** start Source extract **

In short, attempting to be progressive by using 40-year old musical building-blocks is both bad for the music, and embarrassing to the band. Creating something really progressive, i.e. innovative and fresh, would have been much better, but obviously not within this group's reach. So, proving that they are able to write decent pop choruses, I think Yes should be focussing on that market.

Oh wait, that's what Asia's for.

Maybe we just don't need Yes any more!!!


Hah!  I thought that exactly!  Asia always had the "pop-prog" formula down in a way that Yes could only dream, sadly.  

Squire seems to be rather obsessed with going back in time vs. forward....he said this about the 90125 band ("going back to our rock & roll roots" to paraphrase the man), and now he's trying to go the prog-route, while also trying to get a hit single! 

To his credit, FFH is a decent album in some ways, and it is charting respectably, so if this is a swan-song effort for this band, so be it.

** end Source extract **
** start Information given **

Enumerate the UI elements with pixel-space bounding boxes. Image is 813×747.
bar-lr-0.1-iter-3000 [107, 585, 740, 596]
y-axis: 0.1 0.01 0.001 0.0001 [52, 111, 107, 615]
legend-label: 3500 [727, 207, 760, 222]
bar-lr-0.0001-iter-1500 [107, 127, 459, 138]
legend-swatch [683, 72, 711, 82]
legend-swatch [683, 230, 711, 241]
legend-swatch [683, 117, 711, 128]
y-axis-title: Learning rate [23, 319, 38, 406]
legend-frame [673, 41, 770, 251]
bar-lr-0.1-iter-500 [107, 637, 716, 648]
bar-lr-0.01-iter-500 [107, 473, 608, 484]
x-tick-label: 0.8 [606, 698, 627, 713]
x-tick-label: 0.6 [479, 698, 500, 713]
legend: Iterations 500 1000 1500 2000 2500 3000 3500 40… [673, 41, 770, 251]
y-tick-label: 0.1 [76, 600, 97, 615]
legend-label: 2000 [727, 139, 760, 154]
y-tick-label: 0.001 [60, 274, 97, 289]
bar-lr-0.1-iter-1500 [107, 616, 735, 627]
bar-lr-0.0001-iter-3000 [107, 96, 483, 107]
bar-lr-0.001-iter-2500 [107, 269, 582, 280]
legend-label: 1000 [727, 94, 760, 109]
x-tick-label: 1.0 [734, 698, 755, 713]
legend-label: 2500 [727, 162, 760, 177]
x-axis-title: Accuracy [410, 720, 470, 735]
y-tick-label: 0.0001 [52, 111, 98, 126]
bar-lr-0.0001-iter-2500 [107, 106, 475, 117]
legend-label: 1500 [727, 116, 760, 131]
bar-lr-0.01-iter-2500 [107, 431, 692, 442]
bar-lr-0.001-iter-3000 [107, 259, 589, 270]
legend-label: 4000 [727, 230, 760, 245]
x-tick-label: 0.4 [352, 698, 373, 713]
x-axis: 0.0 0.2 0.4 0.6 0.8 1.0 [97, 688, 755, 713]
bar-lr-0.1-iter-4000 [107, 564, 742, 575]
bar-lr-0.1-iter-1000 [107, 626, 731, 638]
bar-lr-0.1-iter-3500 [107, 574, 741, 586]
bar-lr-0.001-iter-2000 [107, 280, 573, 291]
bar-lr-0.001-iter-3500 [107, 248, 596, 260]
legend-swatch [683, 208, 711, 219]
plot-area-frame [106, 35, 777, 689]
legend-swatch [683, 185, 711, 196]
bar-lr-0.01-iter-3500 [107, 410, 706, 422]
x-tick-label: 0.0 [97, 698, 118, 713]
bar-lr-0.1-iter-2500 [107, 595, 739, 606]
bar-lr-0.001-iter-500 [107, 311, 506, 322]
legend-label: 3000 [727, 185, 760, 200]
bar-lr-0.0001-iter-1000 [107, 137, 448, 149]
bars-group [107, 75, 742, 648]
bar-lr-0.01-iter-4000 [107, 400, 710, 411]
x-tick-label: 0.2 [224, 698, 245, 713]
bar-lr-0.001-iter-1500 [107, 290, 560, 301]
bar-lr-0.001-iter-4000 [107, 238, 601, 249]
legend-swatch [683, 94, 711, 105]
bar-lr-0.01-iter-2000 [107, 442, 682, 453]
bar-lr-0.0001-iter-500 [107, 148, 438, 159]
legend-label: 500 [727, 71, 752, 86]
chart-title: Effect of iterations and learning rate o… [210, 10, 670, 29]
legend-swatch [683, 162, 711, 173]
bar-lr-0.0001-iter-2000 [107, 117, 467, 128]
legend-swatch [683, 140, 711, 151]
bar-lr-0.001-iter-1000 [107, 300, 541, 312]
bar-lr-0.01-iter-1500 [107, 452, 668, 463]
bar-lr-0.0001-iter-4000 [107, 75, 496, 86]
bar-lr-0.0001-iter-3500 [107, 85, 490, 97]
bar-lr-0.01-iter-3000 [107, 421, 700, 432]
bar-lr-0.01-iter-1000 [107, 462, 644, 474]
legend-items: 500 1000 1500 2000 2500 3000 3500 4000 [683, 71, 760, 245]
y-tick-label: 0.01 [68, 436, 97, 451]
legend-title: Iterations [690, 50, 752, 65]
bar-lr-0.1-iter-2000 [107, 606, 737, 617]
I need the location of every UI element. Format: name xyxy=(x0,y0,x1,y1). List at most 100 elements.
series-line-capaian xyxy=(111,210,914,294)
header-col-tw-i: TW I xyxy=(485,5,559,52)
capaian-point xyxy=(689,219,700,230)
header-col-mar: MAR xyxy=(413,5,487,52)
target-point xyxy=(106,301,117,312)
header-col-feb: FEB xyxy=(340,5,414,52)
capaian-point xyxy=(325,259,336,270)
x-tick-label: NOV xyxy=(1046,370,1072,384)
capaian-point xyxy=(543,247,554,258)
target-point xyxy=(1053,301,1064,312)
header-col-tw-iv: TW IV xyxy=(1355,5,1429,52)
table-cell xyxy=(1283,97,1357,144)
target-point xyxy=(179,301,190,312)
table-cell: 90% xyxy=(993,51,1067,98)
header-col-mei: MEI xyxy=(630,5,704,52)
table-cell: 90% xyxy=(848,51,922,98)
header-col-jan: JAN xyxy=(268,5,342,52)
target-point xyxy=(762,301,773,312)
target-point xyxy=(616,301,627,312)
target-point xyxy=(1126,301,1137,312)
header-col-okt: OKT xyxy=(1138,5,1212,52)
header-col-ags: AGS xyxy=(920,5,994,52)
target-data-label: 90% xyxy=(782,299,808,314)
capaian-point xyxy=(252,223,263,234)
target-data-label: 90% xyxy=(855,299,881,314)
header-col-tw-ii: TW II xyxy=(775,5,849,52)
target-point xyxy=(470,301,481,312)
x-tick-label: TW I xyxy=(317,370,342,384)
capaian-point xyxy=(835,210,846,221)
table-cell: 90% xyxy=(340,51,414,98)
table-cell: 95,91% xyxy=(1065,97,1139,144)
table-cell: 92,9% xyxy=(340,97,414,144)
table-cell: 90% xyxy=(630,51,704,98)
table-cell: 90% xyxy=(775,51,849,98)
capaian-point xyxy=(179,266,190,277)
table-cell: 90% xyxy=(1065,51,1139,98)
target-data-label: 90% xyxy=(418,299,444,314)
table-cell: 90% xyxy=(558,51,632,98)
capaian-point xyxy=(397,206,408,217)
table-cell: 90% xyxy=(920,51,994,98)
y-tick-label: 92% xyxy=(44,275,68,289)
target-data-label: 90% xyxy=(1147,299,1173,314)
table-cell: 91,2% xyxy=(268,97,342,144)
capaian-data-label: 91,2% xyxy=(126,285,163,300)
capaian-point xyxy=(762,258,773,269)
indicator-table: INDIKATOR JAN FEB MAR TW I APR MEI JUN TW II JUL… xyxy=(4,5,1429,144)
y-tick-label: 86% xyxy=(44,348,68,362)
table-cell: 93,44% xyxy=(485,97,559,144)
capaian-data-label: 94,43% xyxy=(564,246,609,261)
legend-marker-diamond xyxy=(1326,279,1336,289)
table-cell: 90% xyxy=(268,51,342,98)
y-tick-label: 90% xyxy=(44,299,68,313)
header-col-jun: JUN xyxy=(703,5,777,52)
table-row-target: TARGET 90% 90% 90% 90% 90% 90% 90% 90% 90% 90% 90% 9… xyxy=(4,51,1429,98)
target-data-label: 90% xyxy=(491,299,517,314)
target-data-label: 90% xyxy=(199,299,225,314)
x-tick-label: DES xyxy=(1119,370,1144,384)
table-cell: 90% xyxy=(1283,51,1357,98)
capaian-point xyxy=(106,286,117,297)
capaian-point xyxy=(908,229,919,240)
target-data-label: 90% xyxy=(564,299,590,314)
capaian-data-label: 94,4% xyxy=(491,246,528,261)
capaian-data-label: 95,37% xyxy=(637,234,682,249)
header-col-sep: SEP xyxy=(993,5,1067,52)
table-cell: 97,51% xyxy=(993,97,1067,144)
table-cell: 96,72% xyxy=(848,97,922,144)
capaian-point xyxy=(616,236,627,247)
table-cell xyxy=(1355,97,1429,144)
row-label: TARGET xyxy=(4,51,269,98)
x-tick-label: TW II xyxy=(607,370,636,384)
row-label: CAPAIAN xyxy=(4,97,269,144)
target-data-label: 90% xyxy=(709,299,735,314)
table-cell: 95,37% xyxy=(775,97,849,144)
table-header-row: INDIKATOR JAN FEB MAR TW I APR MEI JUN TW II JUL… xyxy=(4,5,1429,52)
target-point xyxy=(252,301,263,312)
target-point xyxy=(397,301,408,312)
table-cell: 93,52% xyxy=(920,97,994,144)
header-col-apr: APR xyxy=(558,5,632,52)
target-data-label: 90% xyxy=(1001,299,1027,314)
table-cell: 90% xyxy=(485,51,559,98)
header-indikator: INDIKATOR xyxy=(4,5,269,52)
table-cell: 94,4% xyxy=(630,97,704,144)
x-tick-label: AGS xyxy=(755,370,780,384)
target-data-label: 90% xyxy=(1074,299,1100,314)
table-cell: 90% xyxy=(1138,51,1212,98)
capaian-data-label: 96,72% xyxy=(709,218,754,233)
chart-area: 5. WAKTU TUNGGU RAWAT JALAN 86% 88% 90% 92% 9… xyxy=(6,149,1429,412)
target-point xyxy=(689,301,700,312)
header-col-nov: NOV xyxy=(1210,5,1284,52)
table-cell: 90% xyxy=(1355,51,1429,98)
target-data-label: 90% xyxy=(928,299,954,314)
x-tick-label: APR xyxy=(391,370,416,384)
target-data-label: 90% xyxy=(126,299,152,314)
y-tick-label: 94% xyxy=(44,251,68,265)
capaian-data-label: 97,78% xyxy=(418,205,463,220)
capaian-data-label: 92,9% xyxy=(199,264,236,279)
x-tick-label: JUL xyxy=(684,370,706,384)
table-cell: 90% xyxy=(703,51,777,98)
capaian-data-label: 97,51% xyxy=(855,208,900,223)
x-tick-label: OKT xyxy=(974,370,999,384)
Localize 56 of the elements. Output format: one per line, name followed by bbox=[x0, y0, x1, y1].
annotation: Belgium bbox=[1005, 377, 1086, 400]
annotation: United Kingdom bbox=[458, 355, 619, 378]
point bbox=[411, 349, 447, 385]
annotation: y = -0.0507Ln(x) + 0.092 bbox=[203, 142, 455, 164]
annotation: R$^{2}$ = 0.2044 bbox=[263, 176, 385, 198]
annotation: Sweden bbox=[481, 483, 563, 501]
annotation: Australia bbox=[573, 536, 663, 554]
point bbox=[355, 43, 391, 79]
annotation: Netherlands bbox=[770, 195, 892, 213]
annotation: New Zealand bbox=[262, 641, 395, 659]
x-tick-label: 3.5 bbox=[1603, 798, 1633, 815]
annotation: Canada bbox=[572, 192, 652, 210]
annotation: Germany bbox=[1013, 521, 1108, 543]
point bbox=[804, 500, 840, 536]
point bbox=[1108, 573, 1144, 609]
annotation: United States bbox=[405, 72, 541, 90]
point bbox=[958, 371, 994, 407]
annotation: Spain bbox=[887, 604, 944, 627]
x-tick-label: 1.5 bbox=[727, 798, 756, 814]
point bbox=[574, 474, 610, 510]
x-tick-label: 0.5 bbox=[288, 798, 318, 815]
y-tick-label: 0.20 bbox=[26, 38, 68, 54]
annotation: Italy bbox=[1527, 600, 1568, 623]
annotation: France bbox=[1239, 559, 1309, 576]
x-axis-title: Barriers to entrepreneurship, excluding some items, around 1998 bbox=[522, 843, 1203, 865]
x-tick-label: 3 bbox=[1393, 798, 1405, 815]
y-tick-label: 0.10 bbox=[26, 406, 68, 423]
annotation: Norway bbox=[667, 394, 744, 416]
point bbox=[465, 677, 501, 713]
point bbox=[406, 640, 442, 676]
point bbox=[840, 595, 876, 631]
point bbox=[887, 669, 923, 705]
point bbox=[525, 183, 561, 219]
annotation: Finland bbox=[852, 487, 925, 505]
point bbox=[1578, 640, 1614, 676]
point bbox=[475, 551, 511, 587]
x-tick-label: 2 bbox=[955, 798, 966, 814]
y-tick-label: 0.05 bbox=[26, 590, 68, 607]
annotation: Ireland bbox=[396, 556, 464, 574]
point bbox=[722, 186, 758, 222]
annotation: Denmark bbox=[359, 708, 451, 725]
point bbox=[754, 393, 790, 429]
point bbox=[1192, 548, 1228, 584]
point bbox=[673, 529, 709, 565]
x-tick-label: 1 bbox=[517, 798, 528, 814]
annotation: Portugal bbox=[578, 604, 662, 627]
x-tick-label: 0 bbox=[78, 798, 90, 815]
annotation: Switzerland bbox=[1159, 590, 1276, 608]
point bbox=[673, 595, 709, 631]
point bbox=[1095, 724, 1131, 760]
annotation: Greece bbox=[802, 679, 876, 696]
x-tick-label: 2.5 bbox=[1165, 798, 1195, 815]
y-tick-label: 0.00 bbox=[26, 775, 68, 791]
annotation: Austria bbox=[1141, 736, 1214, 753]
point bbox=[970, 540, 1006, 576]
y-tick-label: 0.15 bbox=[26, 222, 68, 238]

** end Information given **

▶ [Task list]
a) In the discussion of the band Yes, translate this sentence into Spanish: "To his credit, FFH is a decent album in some ways, and it is charting respectably, so if this is a swan-song effort for this band, so be it."
b) According to the discussion of the band Yes, which band always had the "pop-prog" formula down?
c) Write the next part of the discussion of the band Yes, picking up after its last sentence.

▶ [Response list]
a) Hay que reconocerle que FFH es un álbum decente en algunos aspectos, y está teniendo una posición respetable en las listas, así que si este es el canto del cisne de esta banda, que así sea.

b) Asia.

c)
Squire's never had much success outside of the Yes formula....just a glance at his discography vs. other members of the band shows that.  Besides "Fish" (a superb album that is 40 years old), he did a bit with Conspiracy, his attempt with Syn and that's about it.   I think he's an excellent & innovative bassist without much in the way of composing talent. 

Howe's efforts with Asia and, recently, his little jazz-trio ensemble (which does some very cool treatment of Yes classics) are more genuine and impressive to me.   However, they came one last time to drink at the trough of the Yes tour cash-cow, this time I think the cow is drier than in the past.  Pity, it didn't have to be this way.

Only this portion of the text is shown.